== TASK TO COMPLETE ==
In the material below, find each line holding the string "Bitcoin" and copy it.

== DATA SHOWN ==
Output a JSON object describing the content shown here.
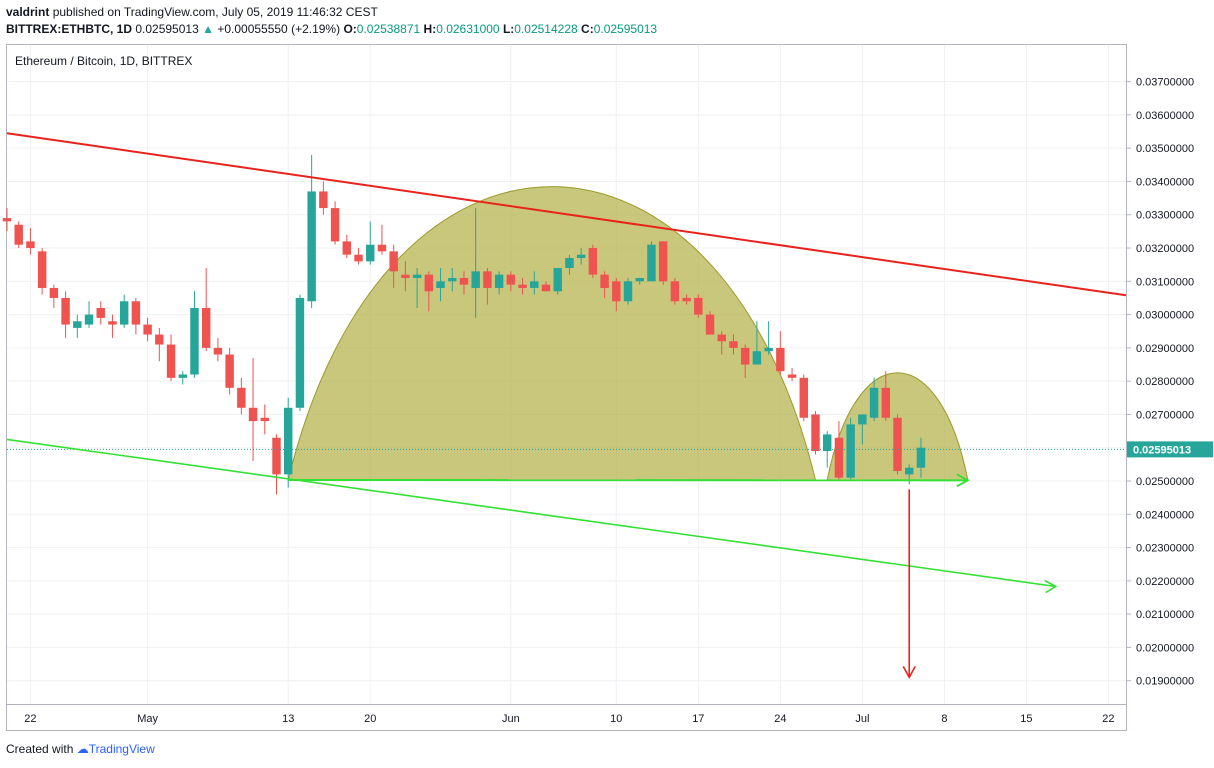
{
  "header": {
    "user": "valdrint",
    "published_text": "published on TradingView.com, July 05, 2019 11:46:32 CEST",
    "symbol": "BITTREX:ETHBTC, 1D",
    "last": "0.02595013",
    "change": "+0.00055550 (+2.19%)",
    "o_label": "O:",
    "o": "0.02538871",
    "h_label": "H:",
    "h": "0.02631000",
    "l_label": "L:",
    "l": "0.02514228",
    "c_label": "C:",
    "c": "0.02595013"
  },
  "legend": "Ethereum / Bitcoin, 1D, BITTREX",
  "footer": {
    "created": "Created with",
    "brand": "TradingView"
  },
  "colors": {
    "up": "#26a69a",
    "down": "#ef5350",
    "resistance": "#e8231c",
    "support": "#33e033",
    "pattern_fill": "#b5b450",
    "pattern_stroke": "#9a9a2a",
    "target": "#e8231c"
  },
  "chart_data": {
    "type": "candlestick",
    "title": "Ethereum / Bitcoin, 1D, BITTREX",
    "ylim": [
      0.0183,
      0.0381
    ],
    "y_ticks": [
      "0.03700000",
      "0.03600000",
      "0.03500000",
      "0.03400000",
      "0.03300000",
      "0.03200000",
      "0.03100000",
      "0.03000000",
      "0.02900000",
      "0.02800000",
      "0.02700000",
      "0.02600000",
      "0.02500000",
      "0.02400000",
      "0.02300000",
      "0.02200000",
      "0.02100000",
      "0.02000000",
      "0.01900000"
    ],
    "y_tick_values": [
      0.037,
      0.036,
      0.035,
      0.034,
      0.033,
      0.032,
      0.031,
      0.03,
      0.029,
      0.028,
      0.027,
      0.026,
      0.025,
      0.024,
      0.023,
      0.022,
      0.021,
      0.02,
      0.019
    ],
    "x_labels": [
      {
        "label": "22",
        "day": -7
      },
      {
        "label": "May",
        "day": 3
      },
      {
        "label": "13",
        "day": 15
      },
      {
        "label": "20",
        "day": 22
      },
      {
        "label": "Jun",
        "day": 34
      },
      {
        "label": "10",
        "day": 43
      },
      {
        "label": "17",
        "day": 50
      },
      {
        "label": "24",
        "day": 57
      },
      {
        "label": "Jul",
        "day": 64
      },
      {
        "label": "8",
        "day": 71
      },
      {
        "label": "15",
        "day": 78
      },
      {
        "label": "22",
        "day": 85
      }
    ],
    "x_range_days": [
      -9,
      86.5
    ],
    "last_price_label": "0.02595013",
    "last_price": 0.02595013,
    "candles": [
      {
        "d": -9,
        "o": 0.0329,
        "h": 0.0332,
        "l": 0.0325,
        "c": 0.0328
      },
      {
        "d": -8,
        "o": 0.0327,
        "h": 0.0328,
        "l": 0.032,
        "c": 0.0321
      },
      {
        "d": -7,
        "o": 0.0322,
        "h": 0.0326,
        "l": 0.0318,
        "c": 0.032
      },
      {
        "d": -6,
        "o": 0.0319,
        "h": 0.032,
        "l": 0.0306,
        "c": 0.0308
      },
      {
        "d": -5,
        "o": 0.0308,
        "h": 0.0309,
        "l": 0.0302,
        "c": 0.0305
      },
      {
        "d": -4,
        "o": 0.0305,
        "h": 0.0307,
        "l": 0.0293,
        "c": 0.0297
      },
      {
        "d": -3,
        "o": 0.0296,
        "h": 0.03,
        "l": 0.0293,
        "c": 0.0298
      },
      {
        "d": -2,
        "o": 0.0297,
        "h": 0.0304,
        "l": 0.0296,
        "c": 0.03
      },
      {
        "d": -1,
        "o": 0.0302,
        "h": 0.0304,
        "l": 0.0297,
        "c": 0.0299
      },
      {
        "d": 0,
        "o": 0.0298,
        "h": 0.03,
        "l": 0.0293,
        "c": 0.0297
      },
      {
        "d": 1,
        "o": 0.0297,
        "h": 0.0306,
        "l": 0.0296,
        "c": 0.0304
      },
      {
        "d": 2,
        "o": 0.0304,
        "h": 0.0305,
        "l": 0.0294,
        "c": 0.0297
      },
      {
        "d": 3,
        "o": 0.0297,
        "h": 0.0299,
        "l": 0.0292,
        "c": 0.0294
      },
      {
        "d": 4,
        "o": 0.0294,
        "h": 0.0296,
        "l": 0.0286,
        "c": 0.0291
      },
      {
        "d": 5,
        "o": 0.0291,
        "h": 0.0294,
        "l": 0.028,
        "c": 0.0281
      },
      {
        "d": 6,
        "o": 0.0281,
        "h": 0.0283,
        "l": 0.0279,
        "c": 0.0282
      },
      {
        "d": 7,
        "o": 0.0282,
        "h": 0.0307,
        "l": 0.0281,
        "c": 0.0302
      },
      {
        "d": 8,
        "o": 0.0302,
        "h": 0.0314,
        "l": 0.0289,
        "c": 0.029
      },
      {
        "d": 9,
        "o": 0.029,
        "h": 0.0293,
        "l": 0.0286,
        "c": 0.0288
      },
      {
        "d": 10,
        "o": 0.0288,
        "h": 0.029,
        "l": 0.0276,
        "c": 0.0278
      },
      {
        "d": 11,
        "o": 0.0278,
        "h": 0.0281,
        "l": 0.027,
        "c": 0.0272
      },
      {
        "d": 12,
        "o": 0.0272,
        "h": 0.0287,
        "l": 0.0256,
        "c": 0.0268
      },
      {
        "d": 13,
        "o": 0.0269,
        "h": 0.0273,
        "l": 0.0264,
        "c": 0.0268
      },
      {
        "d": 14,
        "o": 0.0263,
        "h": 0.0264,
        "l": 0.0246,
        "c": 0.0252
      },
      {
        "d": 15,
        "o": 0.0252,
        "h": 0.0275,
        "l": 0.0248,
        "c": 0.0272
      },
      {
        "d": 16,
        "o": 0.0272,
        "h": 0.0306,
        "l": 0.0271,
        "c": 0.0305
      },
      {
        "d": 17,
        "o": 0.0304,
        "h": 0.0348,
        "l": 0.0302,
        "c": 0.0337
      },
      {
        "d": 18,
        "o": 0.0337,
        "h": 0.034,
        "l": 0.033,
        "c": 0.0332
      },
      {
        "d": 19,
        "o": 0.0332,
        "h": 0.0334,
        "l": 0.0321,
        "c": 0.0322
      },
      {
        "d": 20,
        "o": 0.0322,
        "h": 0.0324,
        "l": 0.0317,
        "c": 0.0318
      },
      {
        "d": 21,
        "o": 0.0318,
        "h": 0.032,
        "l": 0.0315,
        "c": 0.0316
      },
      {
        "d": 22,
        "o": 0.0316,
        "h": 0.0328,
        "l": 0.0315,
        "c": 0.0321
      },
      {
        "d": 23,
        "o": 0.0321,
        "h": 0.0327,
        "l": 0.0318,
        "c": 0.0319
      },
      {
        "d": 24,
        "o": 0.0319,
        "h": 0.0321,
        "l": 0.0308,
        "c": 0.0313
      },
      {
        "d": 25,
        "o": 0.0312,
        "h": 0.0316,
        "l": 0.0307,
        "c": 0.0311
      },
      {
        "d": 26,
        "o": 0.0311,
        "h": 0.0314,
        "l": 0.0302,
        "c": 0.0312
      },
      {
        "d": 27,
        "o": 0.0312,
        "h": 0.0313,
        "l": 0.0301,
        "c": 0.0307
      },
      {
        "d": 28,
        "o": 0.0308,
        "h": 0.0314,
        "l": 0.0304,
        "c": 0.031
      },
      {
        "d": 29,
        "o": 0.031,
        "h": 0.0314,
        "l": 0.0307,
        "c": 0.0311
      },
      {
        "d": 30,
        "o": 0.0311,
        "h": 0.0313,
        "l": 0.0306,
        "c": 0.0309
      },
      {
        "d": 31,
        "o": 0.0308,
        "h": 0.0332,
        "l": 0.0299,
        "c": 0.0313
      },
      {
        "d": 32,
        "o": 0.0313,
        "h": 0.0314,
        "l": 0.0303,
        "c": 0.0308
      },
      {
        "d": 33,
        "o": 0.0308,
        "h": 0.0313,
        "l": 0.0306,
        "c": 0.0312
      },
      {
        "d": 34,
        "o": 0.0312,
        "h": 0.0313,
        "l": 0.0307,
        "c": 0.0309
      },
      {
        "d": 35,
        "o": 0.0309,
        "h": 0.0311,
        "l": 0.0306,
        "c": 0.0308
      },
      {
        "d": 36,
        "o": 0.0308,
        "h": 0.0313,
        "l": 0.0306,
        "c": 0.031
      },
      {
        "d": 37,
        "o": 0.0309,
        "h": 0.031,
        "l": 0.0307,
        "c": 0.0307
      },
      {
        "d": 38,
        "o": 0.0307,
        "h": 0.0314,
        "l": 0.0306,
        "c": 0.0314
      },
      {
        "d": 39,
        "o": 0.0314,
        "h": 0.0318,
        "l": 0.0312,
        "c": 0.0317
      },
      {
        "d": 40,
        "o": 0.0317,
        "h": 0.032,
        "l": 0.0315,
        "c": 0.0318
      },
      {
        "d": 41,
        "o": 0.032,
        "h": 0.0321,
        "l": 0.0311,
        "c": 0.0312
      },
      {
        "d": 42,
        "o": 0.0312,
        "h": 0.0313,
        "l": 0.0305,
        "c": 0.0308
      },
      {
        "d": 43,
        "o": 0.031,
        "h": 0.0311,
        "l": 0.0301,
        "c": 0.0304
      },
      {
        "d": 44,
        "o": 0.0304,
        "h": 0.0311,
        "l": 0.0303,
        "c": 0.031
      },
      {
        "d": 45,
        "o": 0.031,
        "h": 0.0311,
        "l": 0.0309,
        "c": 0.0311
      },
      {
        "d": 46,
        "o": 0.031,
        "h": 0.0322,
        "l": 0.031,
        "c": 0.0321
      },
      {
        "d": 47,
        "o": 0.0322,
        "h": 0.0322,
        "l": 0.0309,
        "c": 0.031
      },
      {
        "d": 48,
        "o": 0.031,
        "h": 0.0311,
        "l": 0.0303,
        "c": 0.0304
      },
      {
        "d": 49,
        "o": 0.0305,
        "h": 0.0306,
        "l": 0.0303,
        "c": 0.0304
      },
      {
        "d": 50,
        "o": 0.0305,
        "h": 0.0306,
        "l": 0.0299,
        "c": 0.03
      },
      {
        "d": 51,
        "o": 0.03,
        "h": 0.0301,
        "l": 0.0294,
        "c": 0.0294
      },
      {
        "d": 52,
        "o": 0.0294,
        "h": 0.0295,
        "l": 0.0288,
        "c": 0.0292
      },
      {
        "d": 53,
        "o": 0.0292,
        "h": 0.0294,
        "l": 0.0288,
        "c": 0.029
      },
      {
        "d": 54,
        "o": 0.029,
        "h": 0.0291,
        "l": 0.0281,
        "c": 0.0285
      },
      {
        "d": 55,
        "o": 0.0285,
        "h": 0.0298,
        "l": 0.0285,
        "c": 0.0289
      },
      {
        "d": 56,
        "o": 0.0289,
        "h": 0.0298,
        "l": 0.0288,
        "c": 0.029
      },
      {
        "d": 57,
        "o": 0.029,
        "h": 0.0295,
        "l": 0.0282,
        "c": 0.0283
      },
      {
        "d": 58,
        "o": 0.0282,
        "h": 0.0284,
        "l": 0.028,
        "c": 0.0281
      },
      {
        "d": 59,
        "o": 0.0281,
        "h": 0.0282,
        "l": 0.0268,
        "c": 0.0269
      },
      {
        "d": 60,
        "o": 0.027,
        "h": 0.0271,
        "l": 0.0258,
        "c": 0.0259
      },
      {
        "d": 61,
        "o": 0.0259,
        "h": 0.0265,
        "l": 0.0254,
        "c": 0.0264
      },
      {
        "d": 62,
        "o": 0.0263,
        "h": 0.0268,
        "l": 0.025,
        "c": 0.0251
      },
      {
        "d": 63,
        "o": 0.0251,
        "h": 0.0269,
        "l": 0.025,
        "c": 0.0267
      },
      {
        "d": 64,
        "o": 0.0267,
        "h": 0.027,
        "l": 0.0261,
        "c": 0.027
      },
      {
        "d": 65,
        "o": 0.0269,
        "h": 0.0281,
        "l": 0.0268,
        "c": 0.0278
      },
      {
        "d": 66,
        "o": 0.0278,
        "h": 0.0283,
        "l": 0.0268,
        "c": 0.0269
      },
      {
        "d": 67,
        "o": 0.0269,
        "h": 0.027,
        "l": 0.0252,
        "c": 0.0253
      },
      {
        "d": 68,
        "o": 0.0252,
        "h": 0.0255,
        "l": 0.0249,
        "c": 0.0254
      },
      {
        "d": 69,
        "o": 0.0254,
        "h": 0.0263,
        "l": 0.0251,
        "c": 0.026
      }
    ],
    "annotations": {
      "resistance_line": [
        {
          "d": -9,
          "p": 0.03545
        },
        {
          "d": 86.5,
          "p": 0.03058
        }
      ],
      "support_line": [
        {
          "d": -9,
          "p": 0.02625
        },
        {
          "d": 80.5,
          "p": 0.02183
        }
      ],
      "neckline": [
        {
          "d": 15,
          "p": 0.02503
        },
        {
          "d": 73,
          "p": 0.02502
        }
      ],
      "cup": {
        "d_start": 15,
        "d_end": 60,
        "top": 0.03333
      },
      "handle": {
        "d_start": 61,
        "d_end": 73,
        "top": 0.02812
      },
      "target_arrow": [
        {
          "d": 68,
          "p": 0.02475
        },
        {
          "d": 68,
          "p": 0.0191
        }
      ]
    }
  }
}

== ANSWER ==
  "legend": "Ethereum / Bitcoin, 1D, BITTREX",
    "title": "Ethereum / Bitcoin, 1D, BITTREX",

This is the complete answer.